Repeat every record exactly, but keep images out of the copy.

(Stored entries)
_ _ _ _ _ _ _
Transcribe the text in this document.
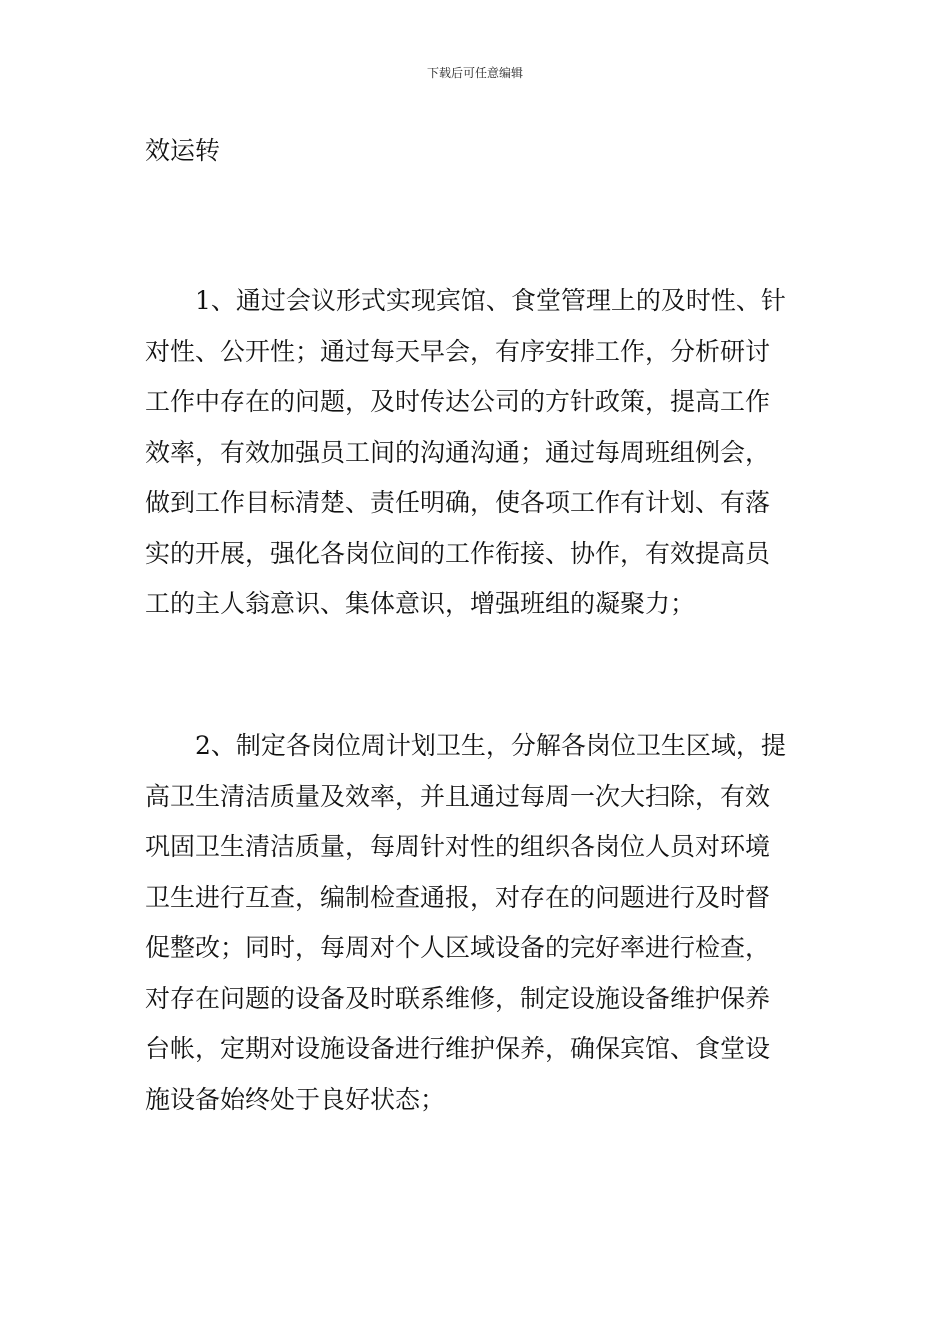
下载后可任意编辑
效运转
1、通过会议形式实现宾馆、食堂管理上的及时性、针
对性、公开性；通过每天早会，有序安排工作，分析研讨
工作中存在的问题，及时传达公司的方针政策，提高工作
效率，有效加强员工间的沟通沟通；通过每周班组例会，
做到工作目标清楚、责任明确，使各项工作有计划、有落
实的开展，强化各岗位间的工作衔接、协作，有效提高员
工的主人翁意识、集体意识，增强班组的凝聚力；
2、制定各岗位周计划卫生，分解各岗位卫生区域，提
高卫生清洁质量及效率，并且通过每周一次大扫除，有效
巩固卫生清洁质量，每周针对性的组织各岗位人员对环境
卫生进行互查，编制检查通报，对存在的问题进行及时督
促整改；同时，每周对个人区域设备的完好率进行检查，
对存在问题的设备及时联系维修，制定设施设备维护保养
台帐，定期对设施设备进行维护保养，确保宾馆、食堂设
施设备始终处于良好状态；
_ _ _ _ _ _ _
◆ **THE OUTPUT**
Transcribe the text in this document.
下载后可任意编辑
效运转
1、通过会议形式实现宾馆、食堂管理上的及时性、针
对性、公开性；通过每天早会，有序安排工作，分析研讨
工作中存在的问题，及时传达公司的方针政策，提高工作
效率，有效加强员工间的沟通沟通；通过每周班组例会，
做到工作目标清楚、责任明确，使各项工作有计划、有落
实的开展，强化各岗位间的工作衔接、协作，有效提高员
工的主人翁意识、集体意识，增强班组的凝聚力；
2、制定各岗位周计划卫生，分解各岗位卫生区域，提
高卫生清洁质量及效率，并且通过每周一次大扫除，有效
巩固卫生清洁质量，每周针对性的组织各岗位人员对环境
卫生进行互查，编制检查通报，对存在的问题进行及时督
促整改；同时，每周对个人区域设备的完好率进行检查，
对存在问题的设备及时联系维修，制定设施设备维护保养
台帐，定期对设施设备进行维护保养，确保宾馆、食堂设
施设备始终处于良好状态；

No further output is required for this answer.